### STATED TASK
Only the lines from the one containing "OCR this image." to the end of the entries should be written out, each exactly as it stands, both ends included.

##### DATA RECORDS #####

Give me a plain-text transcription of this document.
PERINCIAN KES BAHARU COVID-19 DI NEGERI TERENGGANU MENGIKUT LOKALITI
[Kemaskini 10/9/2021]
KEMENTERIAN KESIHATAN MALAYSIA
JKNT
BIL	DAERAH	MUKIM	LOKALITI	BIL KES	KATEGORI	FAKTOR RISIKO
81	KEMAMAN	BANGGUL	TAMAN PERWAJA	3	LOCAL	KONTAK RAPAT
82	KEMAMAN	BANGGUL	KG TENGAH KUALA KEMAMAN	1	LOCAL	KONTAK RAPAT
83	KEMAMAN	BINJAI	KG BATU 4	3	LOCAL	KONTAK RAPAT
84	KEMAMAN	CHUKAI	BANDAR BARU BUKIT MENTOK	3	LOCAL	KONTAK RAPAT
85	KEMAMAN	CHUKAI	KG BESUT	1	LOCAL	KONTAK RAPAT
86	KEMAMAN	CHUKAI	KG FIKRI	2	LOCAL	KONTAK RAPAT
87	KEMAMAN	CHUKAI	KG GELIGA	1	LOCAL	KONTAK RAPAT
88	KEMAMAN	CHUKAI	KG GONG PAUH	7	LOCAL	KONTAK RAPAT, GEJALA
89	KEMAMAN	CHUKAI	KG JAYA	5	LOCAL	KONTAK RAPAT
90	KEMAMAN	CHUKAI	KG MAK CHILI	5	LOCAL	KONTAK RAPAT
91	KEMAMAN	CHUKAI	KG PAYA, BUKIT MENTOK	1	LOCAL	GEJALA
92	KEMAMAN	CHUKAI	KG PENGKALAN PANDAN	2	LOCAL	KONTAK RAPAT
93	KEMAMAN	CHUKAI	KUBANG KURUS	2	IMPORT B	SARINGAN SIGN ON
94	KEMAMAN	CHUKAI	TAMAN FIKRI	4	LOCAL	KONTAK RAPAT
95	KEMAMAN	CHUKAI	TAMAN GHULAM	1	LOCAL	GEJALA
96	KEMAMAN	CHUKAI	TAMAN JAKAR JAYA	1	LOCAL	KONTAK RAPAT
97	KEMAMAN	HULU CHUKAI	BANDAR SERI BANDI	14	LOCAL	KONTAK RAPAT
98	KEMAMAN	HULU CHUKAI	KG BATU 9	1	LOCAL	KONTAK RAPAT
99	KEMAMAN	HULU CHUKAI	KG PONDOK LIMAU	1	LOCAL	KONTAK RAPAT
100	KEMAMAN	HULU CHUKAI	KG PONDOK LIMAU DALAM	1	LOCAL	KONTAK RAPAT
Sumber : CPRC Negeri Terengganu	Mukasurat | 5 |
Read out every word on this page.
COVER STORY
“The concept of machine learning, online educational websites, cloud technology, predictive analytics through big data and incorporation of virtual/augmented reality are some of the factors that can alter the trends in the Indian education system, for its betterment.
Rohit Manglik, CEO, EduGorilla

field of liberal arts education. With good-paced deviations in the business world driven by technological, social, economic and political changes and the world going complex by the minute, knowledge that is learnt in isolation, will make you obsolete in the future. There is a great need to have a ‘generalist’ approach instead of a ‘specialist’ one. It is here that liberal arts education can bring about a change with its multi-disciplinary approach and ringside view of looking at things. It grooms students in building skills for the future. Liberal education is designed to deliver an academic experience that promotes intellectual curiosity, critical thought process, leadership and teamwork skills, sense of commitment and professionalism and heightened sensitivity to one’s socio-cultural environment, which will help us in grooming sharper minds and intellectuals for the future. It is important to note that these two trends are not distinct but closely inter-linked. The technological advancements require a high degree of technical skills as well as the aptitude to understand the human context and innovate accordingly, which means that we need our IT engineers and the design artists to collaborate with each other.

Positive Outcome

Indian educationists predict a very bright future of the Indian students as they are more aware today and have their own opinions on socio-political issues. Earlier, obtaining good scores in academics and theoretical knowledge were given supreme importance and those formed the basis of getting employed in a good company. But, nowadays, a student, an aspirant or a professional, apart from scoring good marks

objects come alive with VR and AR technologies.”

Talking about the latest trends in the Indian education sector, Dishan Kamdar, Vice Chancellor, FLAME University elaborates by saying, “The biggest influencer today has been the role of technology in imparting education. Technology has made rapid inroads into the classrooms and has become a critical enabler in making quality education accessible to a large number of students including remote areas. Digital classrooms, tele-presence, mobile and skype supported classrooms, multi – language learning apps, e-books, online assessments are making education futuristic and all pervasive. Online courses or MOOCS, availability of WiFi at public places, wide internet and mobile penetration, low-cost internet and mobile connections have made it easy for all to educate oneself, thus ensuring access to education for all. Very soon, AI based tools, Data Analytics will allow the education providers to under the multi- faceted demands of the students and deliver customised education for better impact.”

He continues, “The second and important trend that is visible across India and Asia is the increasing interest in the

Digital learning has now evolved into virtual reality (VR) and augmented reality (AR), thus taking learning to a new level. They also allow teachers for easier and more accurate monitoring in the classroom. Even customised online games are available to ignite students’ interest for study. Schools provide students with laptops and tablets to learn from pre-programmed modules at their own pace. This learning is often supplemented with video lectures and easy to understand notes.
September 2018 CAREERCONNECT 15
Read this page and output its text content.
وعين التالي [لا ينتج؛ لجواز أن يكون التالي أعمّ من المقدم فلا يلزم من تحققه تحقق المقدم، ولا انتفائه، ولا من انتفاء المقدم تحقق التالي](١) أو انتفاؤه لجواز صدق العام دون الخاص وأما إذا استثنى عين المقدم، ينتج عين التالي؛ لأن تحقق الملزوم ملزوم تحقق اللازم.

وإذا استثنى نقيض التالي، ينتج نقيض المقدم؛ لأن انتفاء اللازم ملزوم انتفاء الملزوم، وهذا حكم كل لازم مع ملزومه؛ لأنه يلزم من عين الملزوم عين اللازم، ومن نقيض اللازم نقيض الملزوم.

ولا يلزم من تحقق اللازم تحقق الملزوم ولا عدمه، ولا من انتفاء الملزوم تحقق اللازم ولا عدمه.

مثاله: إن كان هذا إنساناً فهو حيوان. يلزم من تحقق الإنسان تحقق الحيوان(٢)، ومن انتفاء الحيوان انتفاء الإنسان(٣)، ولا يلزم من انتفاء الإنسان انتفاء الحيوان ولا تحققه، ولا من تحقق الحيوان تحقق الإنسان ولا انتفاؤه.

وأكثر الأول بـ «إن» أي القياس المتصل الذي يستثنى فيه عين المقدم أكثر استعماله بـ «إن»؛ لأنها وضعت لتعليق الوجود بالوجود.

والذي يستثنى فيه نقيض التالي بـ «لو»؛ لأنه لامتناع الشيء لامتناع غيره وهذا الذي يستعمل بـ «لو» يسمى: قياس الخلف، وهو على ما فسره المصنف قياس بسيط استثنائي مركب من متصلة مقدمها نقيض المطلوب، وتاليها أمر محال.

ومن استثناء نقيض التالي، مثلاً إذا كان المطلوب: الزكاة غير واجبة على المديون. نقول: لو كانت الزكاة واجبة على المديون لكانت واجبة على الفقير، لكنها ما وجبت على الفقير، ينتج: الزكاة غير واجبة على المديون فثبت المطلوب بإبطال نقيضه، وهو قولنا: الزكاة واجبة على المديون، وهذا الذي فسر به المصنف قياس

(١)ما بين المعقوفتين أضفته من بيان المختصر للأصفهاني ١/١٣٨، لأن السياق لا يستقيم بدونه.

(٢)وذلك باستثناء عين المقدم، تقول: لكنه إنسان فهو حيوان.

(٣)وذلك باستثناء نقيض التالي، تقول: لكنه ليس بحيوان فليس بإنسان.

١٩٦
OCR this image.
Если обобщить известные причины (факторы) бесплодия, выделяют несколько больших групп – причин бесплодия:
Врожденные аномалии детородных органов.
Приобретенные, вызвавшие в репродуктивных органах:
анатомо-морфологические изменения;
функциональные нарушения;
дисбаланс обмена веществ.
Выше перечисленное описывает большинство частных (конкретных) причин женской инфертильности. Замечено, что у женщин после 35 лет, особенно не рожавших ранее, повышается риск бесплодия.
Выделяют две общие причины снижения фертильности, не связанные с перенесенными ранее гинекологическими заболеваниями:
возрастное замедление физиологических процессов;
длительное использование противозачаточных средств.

#####

### FULL RESPONSE
OCR this image.
Если обобщить известные причины (факторы) бесплодия, выделяют несколько больших групп – причин бесплодия:
Врожденные аномалии детородных органов.
Приобретенные, вызвавшие в репродуктивных органах:
анатомо-морфологические изменения;
функциональные нарушения;
дисбаланс обмена веществ.
Выше перечисленное описывает большинство частных (конкретных) причин женской инфертильности. Замечено, что у женщин после 35 лет, особенно не рожавших ранее, повышается риск бесплодия.
Выделяют две общие причины снижения фертильности, не связанные с перенесенными ранее гинекологическими заболеваниями:
возрастное замедление физиологических процессов;
длительное использование противозачаточных средств.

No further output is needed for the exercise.